GIVEN REQUEST: Print the records below exactly as they appear.

(Stored dataset items)

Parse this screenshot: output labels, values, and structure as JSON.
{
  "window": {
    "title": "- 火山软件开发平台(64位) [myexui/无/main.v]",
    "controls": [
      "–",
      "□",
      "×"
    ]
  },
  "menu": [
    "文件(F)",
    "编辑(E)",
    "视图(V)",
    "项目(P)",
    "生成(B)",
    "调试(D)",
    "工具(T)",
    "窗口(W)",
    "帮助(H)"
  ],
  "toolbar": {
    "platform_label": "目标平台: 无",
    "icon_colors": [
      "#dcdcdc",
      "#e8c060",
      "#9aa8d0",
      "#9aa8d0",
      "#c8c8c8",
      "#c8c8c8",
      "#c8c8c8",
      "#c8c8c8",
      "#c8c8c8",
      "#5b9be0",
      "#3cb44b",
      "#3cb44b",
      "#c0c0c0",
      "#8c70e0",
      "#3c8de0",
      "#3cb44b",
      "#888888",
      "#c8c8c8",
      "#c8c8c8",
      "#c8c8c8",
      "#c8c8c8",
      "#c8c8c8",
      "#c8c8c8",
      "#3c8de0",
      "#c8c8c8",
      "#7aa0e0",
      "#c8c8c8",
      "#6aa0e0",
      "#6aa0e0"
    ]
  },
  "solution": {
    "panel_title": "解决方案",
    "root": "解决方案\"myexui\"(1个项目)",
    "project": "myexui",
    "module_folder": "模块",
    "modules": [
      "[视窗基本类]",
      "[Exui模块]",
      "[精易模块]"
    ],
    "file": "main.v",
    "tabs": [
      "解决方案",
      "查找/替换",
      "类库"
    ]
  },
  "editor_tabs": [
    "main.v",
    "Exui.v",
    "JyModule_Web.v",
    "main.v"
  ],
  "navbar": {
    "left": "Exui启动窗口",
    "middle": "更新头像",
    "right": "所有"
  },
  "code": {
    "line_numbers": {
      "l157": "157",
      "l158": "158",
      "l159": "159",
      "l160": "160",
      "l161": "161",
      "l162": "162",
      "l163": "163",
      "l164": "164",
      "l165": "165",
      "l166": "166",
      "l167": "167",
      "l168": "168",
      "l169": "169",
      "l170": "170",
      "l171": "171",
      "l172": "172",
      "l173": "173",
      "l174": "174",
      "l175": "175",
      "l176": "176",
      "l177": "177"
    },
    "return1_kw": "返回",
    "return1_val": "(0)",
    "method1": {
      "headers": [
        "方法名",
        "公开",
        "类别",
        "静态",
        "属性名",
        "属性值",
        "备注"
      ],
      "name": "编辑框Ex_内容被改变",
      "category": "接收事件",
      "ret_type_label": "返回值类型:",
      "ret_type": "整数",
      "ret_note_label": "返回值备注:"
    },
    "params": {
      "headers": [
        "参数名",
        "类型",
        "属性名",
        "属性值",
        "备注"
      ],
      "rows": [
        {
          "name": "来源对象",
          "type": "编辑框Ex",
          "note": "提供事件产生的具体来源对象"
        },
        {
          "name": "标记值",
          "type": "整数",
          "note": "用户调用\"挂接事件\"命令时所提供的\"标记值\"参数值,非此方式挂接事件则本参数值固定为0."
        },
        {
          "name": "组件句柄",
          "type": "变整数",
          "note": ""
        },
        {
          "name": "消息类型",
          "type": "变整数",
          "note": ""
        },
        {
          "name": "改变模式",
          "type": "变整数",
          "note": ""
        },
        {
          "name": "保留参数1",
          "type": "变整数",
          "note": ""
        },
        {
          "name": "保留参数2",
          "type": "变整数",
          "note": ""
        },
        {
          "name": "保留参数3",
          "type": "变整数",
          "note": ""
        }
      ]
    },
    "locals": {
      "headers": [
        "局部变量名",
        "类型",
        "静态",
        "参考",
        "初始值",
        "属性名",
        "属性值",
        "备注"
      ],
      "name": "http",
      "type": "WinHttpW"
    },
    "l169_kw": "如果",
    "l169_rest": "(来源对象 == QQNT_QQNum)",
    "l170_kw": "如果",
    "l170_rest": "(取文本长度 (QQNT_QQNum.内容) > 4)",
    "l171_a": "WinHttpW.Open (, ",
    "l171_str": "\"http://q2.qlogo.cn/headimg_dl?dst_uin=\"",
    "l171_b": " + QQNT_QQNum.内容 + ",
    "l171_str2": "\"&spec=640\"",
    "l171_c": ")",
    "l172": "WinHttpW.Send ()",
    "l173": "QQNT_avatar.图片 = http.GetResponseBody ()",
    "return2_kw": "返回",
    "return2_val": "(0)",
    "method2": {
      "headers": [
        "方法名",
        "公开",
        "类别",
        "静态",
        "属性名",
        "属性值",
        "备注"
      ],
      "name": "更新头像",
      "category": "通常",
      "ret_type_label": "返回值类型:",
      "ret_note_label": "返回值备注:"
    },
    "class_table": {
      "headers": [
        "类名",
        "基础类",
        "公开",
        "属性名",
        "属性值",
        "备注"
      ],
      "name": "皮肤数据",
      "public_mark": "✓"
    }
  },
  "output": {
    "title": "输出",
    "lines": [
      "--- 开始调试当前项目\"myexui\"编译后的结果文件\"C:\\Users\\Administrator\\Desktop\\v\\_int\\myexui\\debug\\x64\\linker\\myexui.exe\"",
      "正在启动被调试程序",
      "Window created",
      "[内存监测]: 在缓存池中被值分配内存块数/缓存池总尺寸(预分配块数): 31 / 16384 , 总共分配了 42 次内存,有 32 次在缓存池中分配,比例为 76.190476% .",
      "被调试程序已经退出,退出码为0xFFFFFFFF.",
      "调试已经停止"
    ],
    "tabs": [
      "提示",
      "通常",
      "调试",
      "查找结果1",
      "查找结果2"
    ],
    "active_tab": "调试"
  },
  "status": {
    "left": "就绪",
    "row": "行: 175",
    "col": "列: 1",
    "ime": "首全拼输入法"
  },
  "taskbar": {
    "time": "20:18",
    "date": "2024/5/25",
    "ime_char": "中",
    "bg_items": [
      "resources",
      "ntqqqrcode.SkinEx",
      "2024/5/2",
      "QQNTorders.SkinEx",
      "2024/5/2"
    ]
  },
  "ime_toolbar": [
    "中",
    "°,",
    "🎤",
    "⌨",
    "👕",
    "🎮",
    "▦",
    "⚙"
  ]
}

WORKED SOLUTION:
Parse this screenshot: output labels, values, and structure as JSON.
{
  "window": {
    "title": "- 火山软件开发平台(64位) [myexui/无/main.v]",
    "controls": [
      "–",
      "□",
      "×"
    ]
  },
  "menu": [
    "文件(F)",
    "编辑(E)",
    "视图(V)",
    "项目(P)",
    "生成(B)",
    "调试(D)",
    "工具(T)",
    "窗口(W)",
    "帮助(H)"
  ],
  "toolbar": {
    "platform_label": "目标平台: 无",
    "icon_colors": [
      "#dcdcdc",
      "#e8c060",
      "#9aa8d0",
      "#9aa8d0",
      "#c8c8c8",
      "#c8c8c8",
      "#c8c8c8",
      "#c8c8c8",
      "#c8c8c8",
      "#5b9be0",
      "#3cb44b",
      "#3cb44b",
      "#c0c0c0",
      "#8c70e0",
      "#3c8de0",
      "#3cb44b",
      "#888888",
      "#c8c8c8",
      "#c8c8c8",
      "#c8c8c8",
      "#c8c8c8",
      "#c8c8c8",
      "#c8c8c8",
      "#3c8de0",
      "#c8c8c8",
      "#7aa0e0",
      "#c8c8c8",
      "#6aa0e0",
      "#6aa0e0"
    ]
  },
  "solution": {
    "panel_title": "解决方案",
    "root": "解决方案\"myexui\"(1个项目)",
    "project": "myexui",
    "module_folder": "模块",
    "modules": [
      "[视窗基本类]",
      "[Exui模块]",
      "[精易模块]"
    ],
    "file": "main.v",
    "tabs": [
      "解决方案",
      "查找/替换",
      "类库"
    ]
  },
  "editor_tabs": [
    "main.v",
    "Exui.v",
    "JyModule_Web.v",
    "main.v"
  ],
  "navbar": {
    "left": "Exui启动窗口",
    "middle": "更新头像",
    "right": "所有"
  },
  "code": {
    "line_numbers": {
      "l157": "157",
      "l158": "158",
      "l159": "159",
      "l160": "160",
      "l161": "161",
      "l162": "162",
      "l163": "163",
      "l164": "164",
      "l165": "165",
      "l166": "166",
      "l167": "167",
      "l168": "168",
      "l169": "169",
      "l170": "170",
      "l171": "171",
      "l172": "172",
      "l173": "173",
      "l174": "174",
      "l175": "175",
      "l176": "176",
      "l177": "177"
    },
    "return1_kw": "返回",
    "return1_val": "(0)",
    "method1": {
      "headers": [
        "方法名",
        "公开",
        "类别",
        "静态",
        "属性名",
        "属性值",
        "备注"
      ],
      "name": "编辑框Ex_内容被改变",
      "category": "接收事件",
      "ret_type_label": "返回值类型:",
      "ret_type": "整数",
      "ret_note_label": "返回值备注:"
    },
    "params": {
      "headers": [
        "参数名",
        "类型",
        "属性名",
        "属性值",
        "备注"
      ],
      "rows": [
        {
          "name": "来源对象",
          "type": "编辑框Ex",
          "note": "提供事件产生的具体来源对象"
        },
        {
          "name": "标记值",
          "type": "整数",
          "note": "用户调用\"挂接事件\"命令时所提供的\"标记值\"参数值,非此方式挂接事件则本参数值固定为0."
        },
        {
          "name": "组件句柄",
          "type": "变整数",
          "note": ""
        },
        {
          "name": "消息类型",
          "type": "变整数",
          "note": ""
        },
        {
          "name": "改变模式",
          "type": "变整数",
          "note": ""
        },
        {
          "name": "保留参数1",
          "type": "变整数",
          "note": ""
        },
        {
          "name": "保留参数2",
          "type": "变整数",
          "note": ""
        },
        {
          "name": "保留参数3",
          "type": "变整数",
          "note": ""
        }
      ]
    },
    "locals": {
      "headers": [
        "局部变量名",
        "类型",
        "静态",
        "参考",
        "初始值",
        "属性名",
        "属性值",
        "备注"
      ],
      "name": "http",
      "type": "WinHttpW"
    },
    "l169_kw": "如果",
    "l169_rest": "(来源对象 == QQNT_QQNum)",
    "l170_kw": "如果",
    "l170_rest": "(取文本长度 (QQNT_QQNum.内容) > 4)",
    "l171_a": "WinHttpW.Open (, ",
    "l171_str": "\"http://q2.qlogo.cn/headimg_dl?dst_uin=\"",
    "l171_b": " + QQNT_QQNum.内容 + ",
    "l171_str2": "\"&spec=640\"",
    "l171_c": ")",
    "l172": "WinHttpW.Send ()",
    "l173": "QQNT_avatar.图片 = http.GetResponseBody ()",
    "return2_kw": "返回",
    "return2_val": "(0)",
    "method2": {
      "headers": [
        "方法名",
        "公开",
        "类别",
        "静态",
        "属性名",
        "属性值",
        "备注"
      ],
      "name": "更新头像",
      "category": "通常",
      "ret_type_label": "返回值类型:",
      "ret_note_label": "返回值备注:"
    },
    "class_table": {
      "headers": [
        "类名",
        "基础类",
        "公开",
        "属性名",
        "属性值",
        "备注"
      ],
      "name": "皮肤数据",
      "public_mark": "✓"
    }
  },
  "output": {
    "title": "输出",
    "lines": [
      "--- 开始调试当前项目\"myexui\"编译后的结果文件\"C:\\Users\\Administrator\\Desktop\\v\\_int\\myexui\\debug\\x64\\linker\\myexui.exe\"",
      "正在启动被调试程序",
      "Window created",
      "[内存监测]: 在缓存池中被值分配内存块数/缓存池总尺寸(预分配块数): 31 / 16384 , 总共分配了 42 次内存,有 32 次在缓存池中分配,比例为 76.190476% .",
      "被调试程序已经退出,退出码为0xFFFFFFFF.",
      "调试已经停止"
    ],
    "tabs": [
      "提示",
      "通常",
      "调试",
      "查找结果1",
      "查找结果2"
    ],
    "active_tab": "调试"
  },
  "status": {
    "left": "就绪",
    "row": "行: 175",
    "col": "列: 1",
    "ime": "首全拼输入法"
  },
  "taskbar": {
    "time": "20:18",
    "date": "2024/5/25",
    "ime_char": "中",
    "bg_items": [
      "resources",
      "ntqqqrcode.SkinEx",
      "2024/5/2",
      "QQNTorders.SkinEx",
      "2024/5/2"
    ]
  },
  "ime_toolbar": [
    "中",
    "°,",
    "🎤",
    "⌨",
    "👕",
    "🎮",
    "▦",
    "⚙"
  ]
}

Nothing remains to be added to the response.